Search the material below for the string "Space" and list each line that holds it.

begin INPUT MATERIAL

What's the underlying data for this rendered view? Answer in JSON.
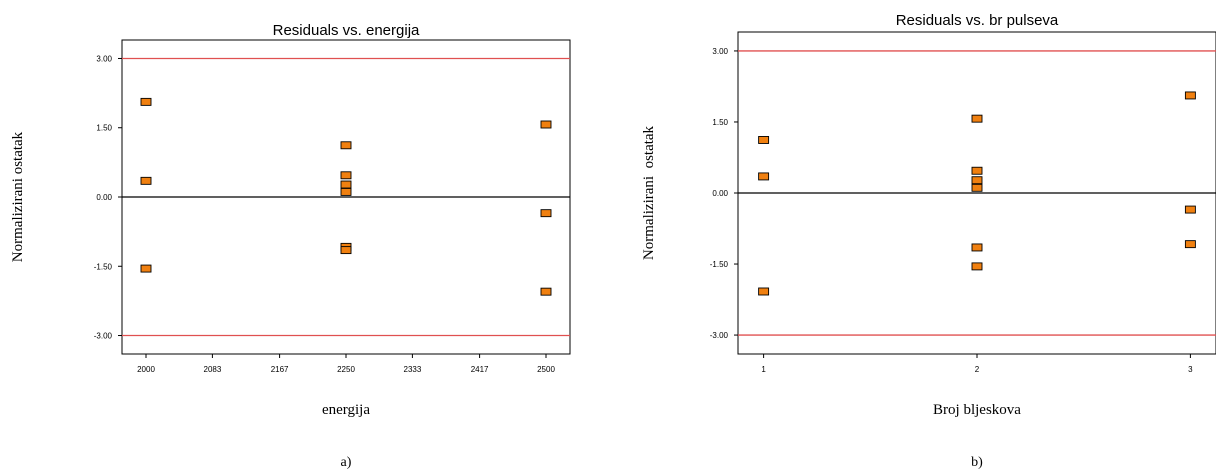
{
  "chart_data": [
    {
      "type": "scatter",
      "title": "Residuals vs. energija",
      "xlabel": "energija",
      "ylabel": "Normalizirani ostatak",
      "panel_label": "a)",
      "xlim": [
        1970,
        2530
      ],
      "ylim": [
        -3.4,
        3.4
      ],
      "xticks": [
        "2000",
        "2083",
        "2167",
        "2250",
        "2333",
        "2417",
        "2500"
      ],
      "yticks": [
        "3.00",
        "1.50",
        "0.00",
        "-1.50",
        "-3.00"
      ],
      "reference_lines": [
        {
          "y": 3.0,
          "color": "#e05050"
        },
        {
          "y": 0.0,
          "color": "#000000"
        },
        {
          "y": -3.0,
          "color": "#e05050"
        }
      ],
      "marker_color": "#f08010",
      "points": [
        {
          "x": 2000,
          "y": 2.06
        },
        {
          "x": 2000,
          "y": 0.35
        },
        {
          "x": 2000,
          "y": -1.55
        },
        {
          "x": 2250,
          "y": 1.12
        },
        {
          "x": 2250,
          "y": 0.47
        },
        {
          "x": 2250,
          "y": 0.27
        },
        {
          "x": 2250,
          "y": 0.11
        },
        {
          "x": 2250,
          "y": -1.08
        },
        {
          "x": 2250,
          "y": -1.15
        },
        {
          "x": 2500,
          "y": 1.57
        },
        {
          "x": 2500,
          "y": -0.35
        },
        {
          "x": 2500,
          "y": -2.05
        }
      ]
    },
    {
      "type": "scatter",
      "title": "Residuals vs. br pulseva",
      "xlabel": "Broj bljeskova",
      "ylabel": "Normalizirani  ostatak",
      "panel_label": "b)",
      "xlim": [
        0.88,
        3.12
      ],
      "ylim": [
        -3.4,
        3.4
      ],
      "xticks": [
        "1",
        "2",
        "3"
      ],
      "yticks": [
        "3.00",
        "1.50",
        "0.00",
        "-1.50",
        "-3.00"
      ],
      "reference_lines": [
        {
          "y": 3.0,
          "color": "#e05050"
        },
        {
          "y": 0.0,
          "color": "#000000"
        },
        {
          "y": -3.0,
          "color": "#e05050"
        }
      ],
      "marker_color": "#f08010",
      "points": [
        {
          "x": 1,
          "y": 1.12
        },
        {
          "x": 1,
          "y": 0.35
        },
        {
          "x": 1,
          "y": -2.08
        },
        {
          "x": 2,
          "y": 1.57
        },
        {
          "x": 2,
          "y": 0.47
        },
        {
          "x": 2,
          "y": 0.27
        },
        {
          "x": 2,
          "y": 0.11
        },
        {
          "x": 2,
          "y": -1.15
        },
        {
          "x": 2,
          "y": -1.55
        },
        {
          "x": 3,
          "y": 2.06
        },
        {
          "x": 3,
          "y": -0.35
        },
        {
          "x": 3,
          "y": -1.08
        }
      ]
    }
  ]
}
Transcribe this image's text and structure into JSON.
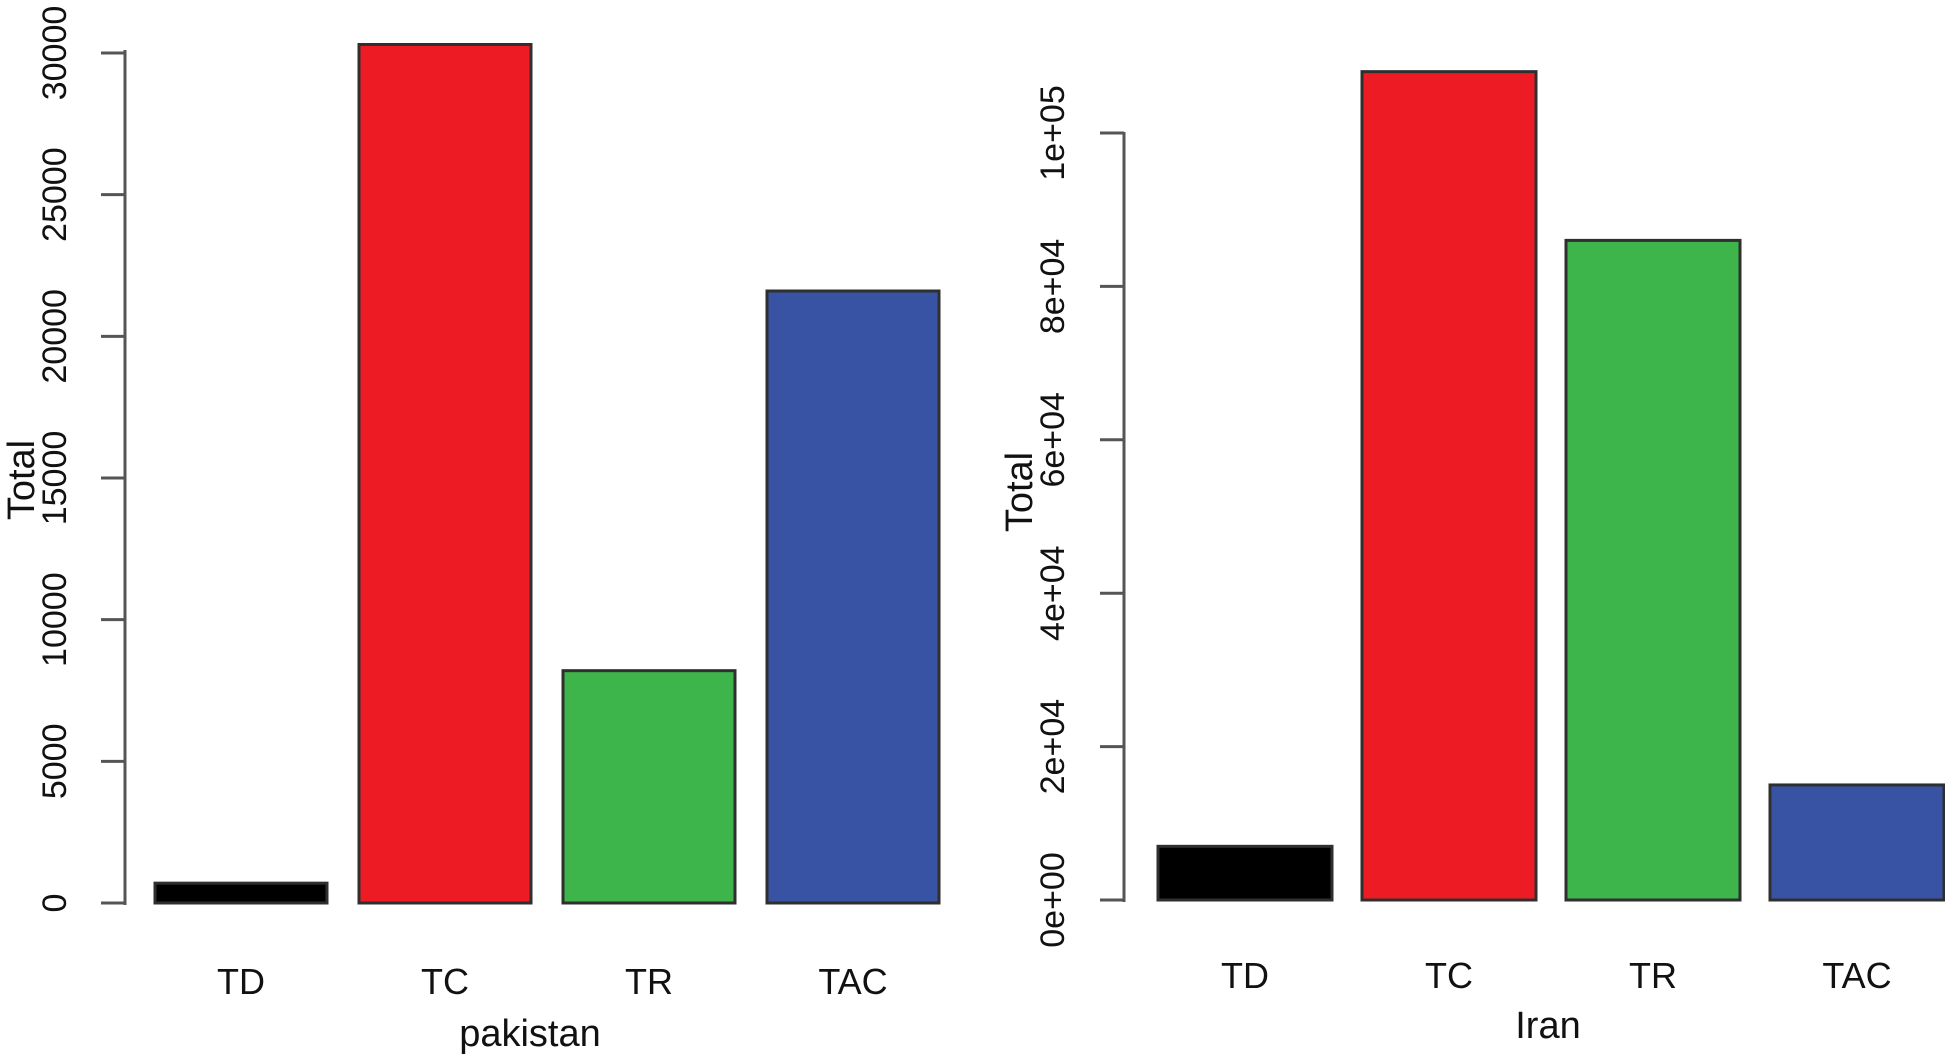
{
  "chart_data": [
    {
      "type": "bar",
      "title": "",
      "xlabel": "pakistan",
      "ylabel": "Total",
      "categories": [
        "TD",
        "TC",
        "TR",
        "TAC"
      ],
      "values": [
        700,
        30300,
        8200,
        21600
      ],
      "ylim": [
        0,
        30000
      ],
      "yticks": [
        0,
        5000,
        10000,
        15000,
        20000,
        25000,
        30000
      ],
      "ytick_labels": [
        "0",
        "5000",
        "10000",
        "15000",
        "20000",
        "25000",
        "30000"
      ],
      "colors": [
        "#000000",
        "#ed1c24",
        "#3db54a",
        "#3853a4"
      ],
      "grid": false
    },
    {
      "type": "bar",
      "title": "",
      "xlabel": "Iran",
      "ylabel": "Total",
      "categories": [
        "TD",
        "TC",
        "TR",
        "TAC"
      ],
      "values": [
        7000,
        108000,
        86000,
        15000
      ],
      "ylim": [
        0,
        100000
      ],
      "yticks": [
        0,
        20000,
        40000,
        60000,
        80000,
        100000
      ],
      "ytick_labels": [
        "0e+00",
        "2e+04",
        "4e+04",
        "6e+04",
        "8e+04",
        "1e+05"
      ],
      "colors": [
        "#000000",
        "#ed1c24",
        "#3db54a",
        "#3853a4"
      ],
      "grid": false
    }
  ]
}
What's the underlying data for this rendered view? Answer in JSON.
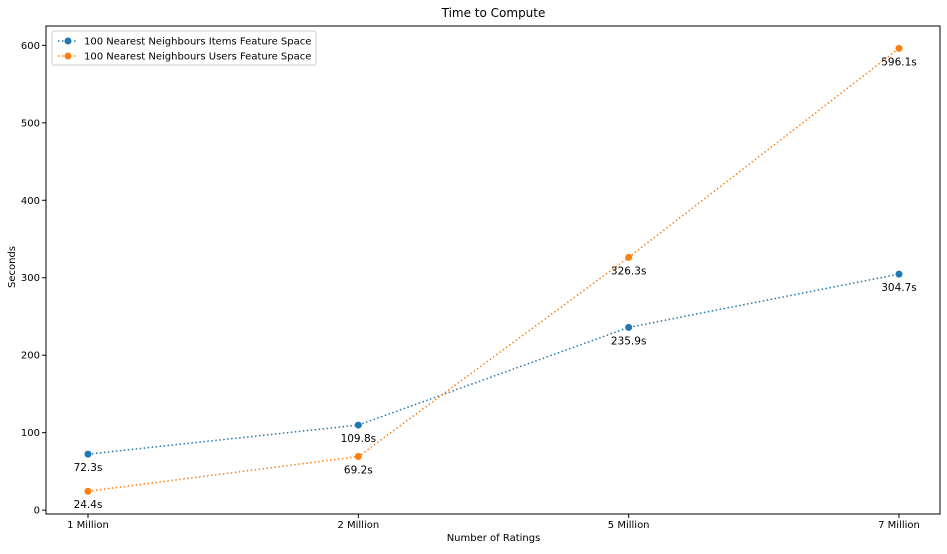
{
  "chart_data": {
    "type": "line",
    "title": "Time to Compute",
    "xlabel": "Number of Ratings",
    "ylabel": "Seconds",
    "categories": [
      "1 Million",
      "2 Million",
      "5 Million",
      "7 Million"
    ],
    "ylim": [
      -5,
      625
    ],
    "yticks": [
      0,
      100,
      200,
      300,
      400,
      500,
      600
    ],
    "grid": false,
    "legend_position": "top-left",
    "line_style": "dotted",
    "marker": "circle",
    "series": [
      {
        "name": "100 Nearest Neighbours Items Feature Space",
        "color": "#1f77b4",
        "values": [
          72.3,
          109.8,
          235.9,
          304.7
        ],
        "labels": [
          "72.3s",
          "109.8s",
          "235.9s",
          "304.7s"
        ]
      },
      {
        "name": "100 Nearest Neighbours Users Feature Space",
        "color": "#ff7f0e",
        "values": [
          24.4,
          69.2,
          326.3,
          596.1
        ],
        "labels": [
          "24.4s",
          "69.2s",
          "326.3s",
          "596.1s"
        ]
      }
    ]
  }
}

end INPUT MATERIAL

## SOLUTION TO THIS TASK
        "name": "100 Nearest Neighbours Items Feature Space",
        "name": "100 Nearest Neighbours Users Feature Space",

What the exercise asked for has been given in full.